- [What is being asked] Every line with the string "sono" should be gathered.

Dataset items:

^^^^^^^^^^^^^^^^

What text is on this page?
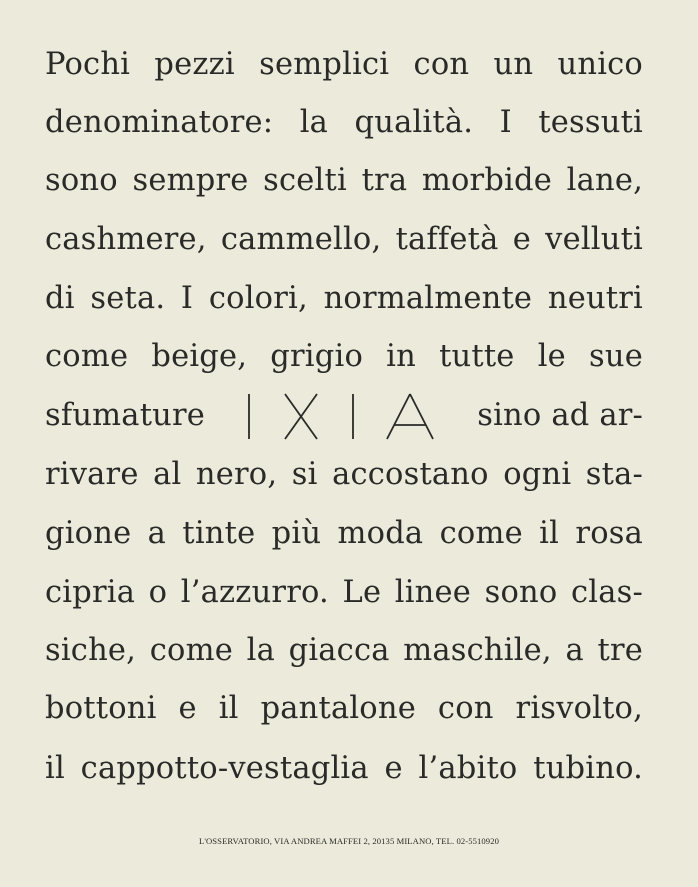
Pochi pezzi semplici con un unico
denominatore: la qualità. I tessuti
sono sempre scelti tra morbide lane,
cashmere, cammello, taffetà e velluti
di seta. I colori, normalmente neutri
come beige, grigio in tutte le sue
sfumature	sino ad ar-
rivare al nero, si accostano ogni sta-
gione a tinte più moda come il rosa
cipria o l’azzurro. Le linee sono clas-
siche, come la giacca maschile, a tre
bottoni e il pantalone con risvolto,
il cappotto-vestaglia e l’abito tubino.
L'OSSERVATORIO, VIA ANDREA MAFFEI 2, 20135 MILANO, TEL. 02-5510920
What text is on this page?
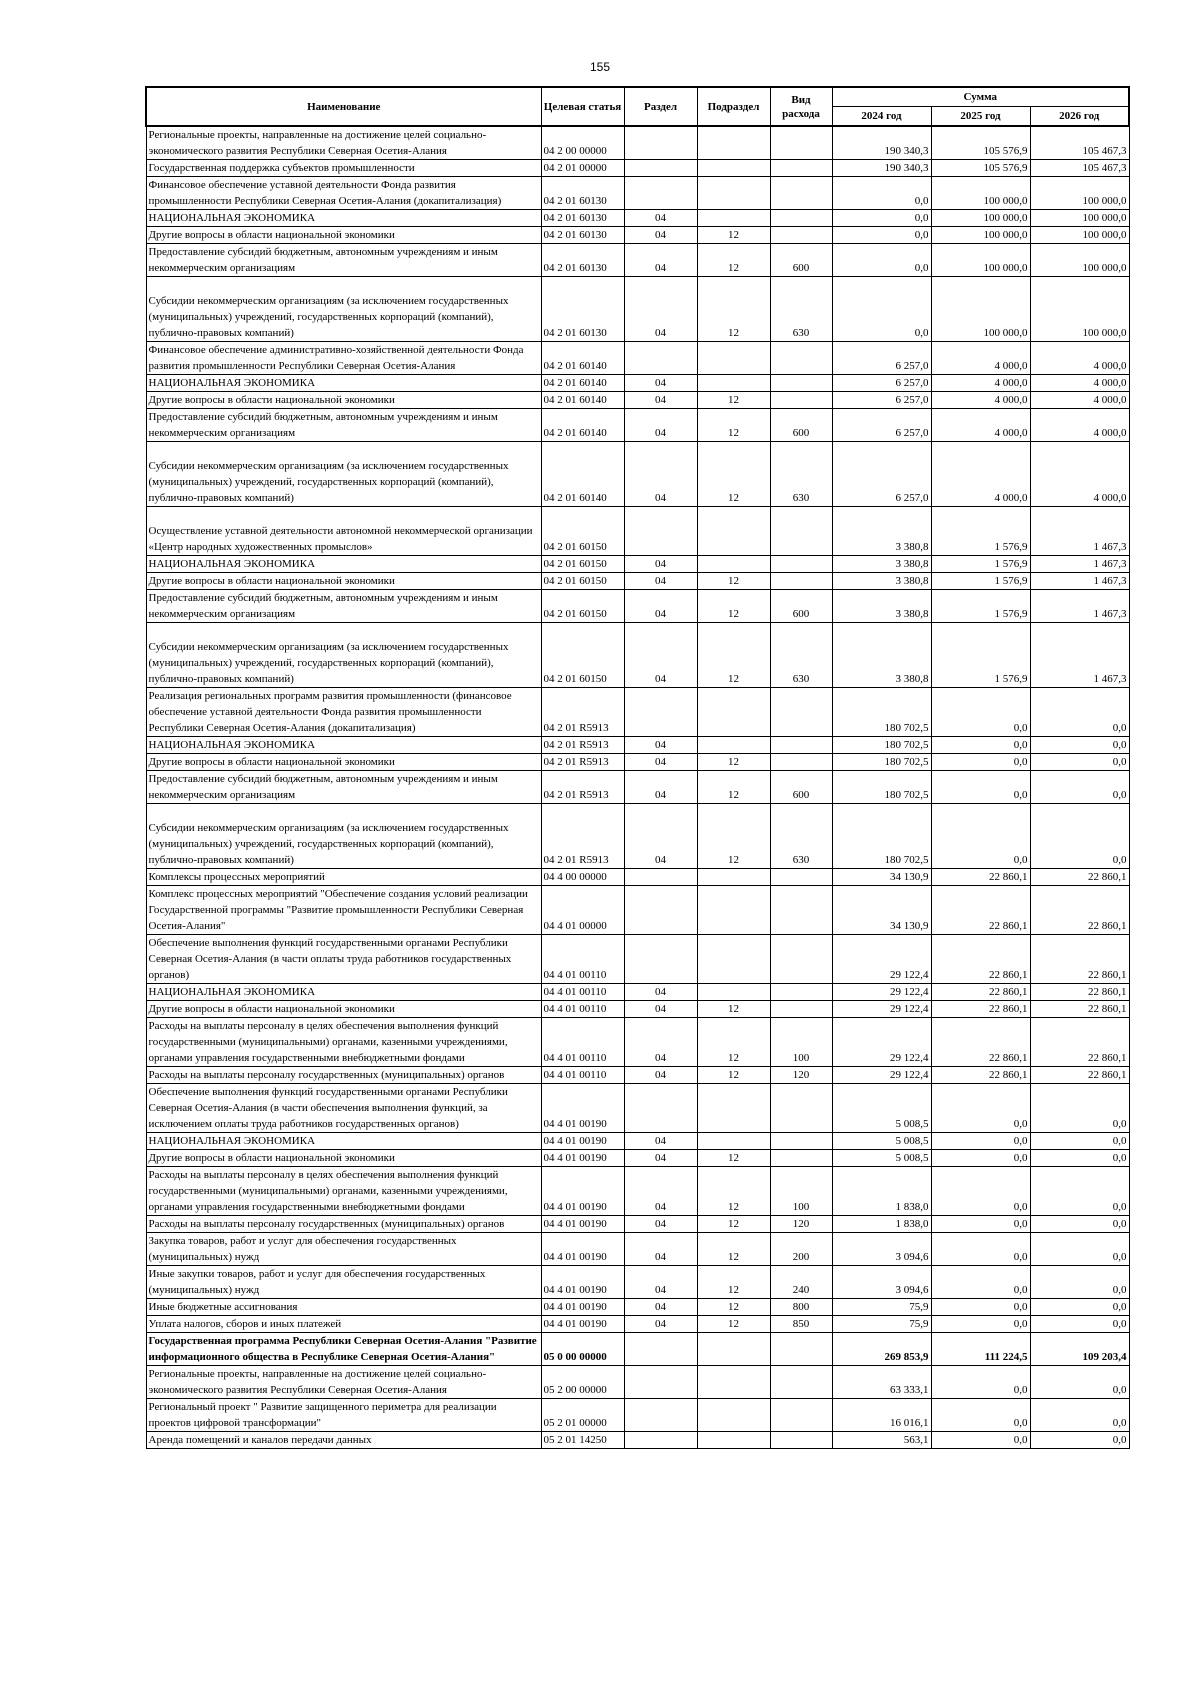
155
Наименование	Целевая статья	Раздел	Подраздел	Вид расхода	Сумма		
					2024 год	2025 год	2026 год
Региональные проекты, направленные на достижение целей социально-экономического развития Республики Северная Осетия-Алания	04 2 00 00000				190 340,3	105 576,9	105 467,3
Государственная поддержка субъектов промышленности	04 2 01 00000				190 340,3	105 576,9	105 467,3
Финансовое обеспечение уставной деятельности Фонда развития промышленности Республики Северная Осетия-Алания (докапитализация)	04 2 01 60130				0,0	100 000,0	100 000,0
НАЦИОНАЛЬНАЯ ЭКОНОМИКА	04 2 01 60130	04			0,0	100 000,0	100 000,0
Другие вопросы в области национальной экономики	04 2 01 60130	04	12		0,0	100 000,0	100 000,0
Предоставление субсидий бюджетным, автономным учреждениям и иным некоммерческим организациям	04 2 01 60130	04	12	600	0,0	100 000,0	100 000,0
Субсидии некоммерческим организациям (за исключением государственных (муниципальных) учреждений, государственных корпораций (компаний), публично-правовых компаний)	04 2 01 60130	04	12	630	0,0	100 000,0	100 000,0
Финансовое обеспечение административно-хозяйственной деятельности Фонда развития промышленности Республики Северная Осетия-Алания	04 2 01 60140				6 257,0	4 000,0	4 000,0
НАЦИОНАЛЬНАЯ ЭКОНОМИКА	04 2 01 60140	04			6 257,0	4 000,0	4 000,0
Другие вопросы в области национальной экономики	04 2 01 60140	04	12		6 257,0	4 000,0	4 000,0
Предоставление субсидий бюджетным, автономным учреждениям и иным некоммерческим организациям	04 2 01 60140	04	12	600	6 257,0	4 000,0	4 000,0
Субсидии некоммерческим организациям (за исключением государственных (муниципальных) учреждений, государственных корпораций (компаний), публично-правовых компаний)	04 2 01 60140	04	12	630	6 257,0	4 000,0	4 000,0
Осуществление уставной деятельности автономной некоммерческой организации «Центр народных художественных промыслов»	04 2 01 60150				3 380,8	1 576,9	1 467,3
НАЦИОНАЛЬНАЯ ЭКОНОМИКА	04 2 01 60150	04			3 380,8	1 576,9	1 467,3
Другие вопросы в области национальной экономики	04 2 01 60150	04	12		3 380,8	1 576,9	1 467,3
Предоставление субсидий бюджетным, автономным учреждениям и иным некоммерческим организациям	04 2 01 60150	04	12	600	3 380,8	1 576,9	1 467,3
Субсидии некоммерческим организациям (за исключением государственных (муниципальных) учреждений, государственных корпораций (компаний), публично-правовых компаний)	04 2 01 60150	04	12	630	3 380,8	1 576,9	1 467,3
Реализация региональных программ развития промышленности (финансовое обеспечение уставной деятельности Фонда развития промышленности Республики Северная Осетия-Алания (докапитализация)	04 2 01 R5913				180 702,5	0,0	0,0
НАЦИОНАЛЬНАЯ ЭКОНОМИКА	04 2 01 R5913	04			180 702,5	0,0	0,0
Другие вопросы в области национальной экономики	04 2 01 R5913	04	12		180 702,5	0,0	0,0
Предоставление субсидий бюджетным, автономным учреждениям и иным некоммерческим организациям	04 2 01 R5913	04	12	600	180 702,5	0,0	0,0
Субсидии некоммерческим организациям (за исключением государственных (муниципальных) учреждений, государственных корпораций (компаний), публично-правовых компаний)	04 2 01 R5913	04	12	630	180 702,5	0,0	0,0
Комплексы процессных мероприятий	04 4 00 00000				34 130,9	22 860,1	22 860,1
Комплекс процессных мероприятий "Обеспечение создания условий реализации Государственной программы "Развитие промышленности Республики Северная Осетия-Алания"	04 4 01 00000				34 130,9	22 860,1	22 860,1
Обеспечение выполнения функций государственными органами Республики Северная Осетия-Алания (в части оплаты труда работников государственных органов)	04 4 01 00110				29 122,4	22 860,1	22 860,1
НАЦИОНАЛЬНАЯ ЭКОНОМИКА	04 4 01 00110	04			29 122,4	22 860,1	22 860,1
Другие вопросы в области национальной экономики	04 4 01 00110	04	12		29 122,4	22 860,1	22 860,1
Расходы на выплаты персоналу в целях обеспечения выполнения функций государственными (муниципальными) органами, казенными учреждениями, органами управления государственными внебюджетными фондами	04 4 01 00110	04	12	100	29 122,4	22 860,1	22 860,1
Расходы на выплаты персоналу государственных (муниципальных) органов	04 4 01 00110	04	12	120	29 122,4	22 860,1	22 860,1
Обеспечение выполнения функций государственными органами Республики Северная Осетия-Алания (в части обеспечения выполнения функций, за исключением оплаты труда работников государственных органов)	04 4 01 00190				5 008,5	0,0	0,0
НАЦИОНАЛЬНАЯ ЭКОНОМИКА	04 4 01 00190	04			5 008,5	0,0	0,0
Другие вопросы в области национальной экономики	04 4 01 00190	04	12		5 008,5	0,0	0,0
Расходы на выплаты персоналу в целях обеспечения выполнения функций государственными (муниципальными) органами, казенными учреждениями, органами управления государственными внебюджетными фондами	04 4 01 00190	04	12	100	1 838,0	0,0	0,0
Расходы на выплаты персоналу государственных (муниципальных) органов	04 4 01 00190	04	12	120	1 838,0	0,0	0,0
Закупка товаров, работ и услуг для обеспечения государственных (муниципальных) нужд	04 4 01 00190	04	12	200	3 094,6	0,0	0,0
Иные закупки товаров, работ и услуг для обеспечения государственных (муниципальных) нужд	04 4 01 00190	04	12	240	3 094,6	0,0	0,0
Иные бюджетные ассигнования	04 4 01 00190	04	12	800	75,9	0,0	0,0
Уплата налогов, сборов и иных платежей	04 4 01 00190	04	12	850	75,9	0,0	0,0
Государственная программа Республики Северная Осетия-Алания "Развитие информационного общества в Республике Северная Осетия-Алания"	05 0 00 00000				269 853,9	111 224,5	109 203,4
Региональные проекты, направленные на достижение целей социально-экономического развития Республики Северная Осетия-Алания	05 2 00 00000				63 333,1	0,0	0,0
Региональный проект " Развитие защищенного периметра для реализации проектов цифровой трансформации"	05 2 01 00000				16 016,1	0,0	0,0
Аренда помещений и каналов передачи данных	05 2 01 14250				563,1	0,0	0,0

^^^^^^^^^^^^^^^^

- [Complete response]
sono sempre scelti tra morbide lane,
cipria o l’azzurro. Le linee sono clas-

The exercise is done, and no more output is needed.